* Begin *

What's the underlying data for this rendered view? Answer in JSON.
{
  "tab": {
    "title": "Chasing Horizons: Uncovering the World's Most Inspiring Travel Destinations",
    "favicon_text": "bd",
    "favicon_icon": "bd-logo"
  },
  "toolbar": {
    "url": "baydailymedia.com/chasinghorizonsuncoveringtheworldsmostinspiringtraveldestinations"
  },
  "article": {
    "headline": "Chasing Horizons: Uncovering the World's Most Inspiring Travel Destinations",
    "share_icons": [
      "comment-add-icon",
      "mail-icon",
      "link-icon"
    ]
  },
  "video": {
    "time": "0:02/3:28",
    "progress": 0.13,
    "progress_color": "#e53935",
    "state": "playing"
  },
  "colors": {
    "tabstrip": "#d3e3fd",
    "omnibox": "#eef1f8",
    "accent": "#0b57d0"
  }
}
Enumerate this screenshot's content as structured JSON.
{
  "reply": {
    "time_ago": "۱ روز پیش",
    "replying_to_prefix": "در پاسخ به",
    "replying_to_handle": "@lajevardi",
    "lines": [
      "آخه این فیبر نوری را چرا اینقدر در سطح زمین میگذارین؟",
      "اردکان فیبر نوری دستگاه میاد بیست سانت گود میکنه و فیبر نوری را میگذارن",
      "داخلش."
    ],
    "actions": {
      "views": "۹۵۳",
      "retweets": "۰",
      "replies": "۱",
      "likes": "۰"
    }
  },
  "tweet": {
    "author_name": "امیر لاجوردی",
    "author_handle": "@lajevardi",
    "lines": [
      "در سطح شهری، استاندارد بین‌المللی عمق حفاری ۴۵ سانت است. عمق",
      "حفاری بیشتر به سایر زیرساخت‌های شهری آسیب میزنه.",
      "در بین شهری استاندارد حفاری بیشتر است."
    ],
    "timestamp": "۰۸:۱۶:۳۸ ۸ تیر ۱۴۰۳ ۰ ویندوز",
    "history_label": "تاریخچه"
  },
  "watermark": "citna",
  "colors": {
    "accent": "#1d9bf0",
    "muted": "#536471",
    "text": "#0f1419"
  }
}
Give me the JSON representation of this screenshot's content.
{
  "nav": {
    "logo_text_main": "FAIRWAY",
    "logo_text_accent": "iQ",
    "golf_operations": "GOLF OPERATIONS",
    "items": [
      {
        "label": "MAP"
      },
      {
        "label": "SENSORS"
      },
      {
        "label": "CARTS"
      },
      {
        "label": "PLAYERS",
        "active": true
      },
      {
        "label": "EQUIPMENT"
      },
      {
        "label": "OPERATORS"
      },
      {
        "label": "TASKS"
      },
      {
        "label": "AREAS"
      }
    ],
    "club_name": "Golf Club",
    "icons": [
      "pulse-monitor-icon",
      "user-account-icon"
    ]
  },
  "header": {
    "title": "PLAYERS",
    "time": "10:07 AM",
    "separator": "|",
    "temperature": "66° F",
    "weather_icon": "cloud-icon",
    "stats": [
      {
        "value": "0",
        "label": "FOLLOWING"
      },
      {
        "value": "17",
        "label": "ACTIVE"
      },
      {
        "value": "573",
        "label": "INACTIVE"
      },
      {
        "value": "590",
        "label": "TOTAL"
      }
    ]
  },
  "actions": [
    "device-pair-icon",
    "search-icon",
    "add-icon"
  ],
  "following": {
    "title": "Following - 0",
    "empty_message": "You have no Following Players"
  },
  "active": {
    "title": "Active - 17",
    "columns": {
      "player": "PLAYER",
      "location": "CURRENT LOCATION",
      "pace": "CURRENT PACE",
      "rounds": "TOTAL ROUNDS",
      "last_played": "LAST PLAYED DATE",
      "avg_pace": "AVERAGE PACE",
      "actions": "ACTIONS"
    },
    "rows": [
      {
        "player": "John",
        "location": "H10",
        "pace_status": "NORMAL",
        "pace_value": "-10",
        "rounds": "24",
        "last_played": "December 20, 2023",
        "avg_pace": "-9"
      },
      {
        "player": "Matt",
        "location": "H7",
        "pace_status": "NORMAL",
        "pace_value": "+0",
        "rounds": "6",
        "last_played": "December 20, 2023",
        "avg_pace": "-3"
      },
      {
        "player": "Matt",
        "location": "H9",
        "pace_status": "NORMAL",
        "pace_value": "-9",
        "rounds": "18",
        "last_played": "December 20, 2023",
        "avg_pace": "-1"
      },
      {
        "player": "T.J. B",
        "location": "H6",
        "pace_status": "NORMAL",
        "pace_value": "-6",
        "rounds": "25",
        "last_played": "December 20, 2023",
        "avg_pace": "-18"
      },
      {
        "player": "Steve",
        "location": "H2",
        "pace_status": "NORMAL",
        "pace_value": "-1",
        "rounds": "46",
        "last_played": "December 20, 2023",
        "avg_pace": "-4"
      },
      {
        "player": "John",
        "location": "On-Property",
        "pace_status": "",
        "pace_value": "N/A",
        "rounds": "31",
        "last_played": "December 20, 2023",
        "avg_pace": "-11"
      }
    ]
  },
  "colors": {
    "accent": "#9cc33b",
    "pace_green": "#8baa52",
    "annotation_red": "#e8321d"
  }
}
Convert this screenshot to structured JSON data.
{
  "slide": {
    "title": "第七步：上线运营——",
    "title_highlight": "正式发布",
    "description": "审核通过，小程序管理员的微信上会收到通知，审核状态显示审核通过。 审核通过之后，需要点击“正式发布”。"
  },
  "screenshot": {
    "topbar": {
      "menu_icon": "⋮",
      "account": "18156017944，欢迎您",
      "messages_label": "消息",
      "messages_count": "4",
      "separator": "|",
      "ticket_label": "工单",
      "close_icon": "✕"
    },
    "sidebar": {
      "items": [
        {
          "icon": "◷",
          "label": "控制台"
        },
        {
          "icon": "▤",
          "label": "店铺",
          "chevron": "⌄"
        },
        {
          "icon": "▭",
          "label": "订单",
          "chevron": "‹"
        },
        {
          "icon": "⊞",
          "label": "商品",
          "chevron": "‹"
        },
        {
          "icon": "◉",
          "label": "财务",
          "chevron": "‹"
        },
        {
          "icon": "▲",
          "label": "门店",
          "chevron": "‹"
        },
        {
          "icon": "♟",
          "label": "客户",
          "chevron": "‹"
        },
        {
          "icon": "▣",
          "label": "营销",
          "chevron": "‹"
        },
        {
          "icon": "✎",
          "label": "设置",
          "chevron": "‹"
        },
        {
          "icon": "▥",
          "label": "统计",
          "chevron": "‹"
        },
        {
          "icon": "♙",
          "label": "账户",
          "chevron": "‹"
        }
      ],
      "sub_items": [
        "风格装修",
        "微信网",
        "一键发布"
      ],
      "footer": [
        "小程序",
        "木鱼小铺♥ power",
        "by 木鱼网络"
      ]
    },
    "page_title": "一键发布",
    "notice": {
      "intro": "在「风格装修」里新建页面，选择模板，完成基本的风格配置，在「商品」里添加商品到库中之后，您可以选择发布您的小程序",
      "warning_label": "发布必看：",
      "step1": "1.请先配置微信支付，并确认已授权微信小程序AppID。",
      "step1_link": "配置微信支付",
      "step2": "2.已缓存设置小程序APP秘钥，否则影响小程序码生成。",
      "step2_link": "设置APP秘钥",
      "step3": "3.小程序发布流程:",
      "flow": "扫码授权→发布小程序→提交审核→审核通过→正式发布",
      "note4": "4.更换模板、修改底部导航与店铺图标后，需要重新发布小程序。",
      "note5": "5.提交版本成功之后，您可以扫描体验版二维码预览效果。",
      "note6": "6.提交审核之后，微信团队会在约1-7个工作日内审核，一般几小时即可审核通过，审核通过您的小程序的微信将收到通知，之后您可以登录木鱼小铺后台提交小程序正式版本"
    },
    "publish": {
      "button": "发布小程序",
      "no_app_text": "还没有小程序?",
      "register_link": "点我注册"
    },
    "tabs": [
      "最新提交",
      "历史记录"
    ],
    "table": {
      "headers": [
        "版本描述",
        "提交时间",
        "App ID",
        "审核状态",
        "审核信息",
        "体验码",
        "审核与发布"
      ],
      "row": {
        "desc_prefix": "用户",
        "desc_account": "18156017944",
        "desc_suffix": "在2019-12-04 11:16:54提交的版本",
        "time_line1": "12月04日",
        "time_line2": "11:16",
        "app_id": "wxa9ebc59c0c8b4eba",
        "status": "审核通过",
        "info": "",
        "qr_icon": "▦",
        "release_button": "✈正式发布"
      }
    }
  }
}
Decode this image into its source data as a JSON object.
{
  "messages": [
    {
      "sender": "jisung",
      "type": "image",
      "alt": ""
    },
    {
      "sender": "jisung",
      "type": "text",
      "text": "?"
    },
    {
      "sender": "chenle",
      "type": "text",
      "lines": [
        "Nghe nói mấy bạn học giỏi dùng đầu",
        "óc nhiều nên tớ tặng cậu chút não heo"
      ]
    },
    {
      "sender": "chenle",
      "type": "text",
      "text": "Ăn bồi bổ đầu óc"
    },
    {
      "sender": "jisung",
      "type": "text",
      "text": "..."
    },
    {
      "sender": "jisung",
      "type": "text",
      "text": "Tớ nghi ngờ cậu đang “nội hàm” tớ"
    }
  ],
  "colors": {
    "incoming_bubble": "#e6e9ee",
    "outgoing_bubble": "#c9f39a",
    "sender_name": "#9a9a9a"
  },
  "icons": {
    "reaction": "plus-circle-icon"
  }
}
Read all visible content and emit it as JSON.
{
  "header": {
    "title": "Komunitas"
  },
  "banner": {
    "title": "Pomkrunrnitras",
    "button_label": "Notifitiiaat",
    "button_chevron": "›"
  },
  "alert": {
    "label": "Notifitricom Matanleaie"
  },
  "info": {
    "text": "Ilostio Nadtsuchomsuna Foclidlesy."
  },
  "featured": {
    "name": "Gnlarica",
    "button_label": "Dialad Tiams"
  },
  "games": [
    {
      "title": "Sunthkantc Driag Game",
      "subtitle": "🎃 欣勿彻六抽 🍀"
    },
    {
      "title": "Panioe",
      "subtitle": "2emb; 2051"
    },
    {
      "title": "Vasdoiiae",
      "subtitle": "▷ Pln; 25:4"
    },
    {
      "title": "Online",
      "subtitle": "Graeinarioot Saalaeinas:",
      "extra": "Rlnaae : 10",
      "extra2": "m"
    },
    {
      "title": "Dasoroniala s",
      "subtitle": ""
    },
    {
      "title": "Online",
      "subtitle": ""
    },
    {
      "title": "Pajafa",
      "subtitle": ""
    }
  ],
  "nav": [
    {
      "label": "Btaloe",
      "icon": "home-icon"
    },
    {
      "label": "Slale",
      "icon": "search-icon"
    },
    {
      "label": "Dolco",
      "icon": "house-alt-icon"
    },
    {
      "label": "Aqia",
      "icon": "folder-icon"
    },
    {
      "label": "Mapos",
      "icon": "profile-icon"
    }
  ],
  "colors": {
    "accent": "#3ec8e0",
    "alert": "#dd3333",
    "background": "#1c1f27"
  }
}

* End *

Write the lines out exactly, from the one with "Read all visible content and emit it as JSON." down to the last line of the listing, and leave out all others.

_COMPLETED EXERCISE_:
Read all visible content and emit it as JSON.
{
  "header": {
    "title": "Komunitas"
  },
  "banner": {
    "title": "Pomkrunrnitras",
    "button_label": "Notifitiiaat",
    "button_chevron": "›"
  },
  "alert": {
    "label": "Notifitricom Matanleaie"
  },
  "info": {
    "text": "Ilostio Nadtsuchomsuna Foclidlesy."
  },
  "featured": {
    "name": "Gnlarica",
    "button_label": "Dialad Tiams"
  },
  "games": [
    {
      "title": "Sunthkantc Driag Game",
      "subtitle": "🎃 欣勿彻六抽 🍀"
    },
    {
      "title": "Panioe",
      "subtitle": "2emb; 2051"
    },
    {
      "title": "Vasdoiiae",
      "subtitle": "▷ Pln; 25:4"
    },
    {
      "title": "Online",
      "subtitle": "Graeinarioot Saalaeinas:",
      "extra": "Rlnaae : 10",
      "extra2": "m"
    },
    {
      "title": "Dasoroniala s",
      "subtitle": ""
    },
    {
      "title": "Online",
      "subtitle": ""
    },
    {
      "title": "Pajafa",
      "subtitle": ""
    }
  ],
  "nav": [
    {
      "label": "Btaloe",
      "icon": "home-icon"
    },
    {
      "label": "Slale",
      "icon": "search-icon"
    },
    {
      "label": "Dolco",
      "icon": "house-alt-icon"
    },
    {
      "label": "Aqia",
      "icon": "folder-icon"
    },
    {
      "label": "Mapos",
      "icon": "profile-icon"
    }
  ],
  "colors": {
    "accent": "#3ec8e0",
    "alert": "#dd3333",
    "background": "#1c1f27"
  }
}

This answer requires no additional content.